# Records for the task

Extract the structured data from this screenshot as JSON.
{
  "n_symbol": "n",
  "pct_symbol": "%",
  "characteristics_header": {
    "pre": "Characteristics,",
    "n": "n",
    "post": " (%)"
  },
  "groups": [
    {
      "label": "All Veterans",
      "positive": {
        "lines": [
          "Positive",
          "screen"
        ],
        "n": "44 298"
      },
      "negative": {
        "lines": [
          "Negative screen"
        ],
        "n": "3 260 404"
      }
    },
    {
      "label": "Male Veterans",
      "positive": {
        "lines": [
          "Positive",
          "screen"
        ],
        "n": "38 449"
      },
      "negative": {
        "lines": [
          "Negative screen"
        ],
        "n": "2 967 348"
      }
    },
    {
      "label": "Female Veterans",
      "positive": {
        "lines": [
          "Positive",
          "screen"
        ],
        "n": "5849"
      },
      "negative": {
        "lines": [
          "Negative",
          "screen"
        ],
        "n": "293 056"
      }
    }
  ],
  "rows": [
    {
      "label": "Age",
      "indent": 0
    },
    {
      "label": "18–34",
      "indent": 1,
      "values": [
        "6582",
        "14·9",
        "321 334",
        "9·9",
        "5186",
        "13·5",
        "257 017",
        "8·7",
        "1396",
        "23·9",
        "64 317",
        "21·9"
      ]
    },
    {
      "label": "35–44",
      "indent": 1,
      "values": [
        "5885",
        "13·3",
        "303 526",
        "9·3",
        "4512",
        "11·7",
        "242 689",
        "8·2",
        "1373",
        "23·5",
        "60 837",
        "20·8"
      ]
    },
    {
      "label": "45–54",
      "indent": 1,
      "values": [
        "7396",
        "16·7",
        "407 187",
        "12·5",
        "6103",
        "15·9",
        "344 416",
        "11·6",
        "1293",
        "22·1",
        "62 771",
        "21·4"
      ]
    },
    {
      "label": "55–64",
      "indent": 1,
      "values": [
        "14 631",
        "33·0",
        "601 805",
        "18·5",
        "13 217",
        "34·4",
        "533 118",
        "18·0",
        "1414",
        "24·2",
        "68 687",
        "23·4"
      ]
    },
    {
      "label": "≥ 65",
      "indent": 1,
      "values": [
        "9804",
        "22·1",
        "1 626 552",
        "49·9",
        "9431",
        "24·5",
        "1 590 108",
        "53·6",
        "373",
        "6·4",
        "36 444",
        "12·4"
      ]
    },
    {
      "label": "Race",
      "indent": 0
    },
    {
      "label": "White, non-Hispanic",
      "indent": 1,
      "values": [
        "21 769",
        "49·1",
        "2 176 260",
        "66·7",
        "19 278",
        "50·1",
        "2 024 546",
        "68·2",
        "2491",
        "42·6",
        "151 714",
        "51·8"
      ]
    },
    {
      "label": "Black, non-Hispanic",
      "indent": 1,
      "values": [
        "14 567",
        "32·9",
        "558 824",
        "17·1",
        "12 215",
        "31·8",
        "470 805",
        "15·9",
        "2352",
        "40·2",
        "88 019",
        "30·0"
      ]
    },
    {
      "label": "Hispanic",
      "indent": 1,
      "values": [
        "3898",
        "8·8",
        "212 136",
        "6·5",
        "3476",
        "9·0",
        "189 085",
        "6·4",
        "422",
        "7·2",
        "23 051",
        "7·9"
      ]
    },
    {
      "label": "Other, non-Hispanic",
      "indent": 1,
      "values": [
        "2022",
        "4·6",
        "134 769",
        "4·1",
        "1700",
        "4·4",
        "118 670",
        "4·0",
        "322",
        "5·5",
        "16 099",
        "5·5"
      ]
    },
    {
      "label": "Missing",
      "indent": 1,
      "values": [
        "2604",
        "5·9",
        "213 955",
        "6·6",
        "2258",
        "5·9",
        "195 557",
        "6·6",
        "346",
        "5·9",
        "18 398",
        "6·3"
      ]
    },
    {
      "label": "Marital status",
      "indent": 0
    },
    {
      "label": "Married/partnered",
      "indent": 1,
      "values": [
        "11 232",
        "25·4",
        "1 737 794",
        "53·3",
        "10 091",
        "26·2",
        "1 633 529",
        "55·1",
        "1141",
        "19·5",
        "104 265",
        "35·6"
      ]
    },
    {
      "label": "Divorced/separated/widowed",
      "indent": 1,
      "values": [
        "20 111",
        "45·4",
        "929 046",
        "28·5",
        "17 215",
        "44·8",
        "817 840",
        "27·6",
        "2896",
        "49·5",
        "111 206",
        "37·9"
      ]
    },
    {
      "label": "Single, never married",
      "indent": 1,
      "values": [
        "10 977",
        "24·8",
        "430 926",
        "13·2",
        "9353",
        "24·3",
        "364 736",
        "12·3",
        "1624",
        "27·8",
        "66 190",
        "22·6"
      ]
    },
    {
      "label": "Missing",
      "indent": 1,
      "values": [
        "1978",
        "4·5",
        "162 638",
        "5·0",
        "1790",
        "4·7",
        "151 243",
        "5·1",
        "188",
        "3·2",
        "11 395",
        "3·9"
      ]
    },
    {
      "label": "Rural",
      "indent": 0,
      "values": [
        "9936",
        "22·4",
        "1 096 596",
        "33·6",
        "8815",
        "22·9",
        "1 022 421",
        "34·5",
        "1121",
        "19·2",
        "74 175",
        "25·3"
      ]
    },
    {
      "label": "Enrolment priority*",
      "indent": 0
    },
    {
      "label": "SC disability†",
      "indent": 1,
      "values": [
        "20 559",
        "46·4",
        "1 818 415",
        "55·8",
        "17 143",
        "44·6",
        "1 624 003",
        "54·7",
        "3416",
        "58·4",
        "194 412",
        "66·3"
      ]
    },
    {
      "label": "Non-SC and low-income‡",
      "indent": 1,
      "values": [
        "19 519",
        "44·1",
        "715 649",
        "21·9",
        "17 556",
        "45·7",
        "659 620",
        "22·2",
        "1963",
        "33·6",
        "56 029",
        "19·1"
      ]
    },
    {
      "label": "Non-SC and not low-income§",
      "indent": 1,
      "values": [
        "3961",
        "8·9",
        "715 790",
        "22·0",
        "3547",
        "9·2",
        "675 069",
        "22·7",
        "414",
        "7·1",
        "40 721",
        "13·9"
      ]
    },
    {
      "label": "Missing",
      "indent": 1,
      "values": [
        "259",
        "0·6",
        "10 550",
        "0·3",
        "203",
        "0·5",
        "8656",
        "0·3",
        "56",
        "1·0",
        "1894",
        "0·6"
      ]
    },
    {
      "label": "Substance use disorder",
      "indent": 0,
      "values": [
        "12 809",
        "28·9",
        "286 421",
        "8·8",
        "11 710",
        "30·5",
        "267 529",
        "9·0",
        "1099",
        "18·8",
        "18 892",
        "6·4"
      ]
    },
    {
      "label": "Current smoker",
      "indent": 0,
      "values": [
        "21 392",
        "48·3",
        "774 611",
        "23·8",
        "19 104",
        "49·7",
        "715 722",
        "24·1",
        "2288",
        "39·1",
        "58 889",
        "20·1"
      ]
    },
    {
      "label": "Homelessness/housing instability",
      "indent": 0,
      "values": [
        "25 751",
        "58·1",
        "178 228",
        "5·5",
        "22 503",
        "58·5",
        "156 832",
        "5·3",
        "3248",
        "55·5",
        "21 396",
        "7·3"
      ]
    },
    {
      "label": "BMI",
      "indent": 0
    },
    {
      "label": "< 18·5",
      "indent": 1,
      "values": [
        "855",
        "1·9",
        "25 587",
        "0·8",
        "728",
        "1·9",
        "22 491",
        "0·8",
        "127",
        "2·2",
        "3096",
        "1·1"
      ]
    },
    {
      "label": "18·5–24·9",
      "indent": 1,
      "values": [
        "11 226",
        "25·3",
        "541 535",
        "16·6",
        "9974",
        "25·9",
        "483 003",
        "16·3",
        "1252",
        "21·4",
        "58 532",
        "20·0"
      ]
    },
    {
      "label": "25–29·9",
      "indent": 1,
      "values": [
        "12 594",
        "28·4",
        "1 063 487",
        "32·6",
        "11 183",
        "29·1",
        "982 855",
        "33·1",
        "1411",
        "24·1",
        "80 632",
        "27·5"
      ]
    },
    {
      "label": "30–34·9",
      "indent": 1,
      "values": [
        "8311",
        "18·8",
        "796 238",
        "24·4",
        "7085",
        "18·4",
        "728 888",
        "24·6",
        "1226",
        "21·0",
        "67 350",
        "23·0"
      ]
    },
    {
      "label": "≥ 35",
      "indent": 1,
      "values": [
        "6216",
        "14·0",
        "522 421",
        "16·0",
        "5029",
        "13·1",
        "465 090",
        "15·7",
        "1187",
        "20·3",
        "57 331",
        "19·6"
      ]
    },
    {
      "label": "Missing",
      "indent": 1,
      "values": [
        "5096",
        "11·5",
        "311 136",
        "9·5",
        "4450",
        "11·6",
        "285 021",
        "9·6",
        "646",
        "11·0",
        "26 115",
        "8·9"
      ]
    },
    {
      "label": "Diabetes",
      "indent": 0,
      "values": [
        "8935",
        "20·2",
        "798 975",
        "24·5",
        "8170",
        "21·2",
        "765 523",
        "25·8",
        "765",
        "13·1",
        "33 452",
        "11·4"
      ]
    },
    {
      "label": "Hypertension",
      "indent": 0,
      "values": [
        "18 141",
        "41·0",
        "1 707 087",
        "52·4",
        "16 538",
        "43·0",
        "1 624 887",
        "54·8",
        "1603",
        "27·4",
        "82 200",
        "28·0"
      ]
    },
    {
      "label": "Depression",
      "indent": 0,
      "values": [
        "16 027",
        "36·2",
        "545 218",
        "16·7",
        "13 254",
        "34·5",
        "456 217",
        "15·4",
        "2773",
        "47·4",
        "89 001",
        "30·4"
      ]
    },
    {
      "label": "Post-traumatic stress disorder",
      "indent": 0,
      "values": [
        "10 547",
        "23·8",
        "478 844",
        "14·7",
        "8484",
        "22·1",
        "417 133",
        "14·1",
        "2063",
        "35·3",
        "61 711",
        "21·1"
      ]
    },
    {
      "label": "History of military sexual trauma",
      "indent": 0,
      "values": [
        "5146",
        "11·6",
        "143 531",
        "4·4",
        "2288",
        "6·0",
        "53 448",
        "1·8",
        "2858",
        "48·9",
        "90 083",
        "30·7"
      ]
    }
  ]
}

# The problem
Copy every line of the listing that contains the word "Hispanic".

# Task solution
      "label": "White, non-Hispanic",
      "label": "Black, non-Hispanic",
      "label": "Hispanic",
      "label": "Other, non-Hispanic",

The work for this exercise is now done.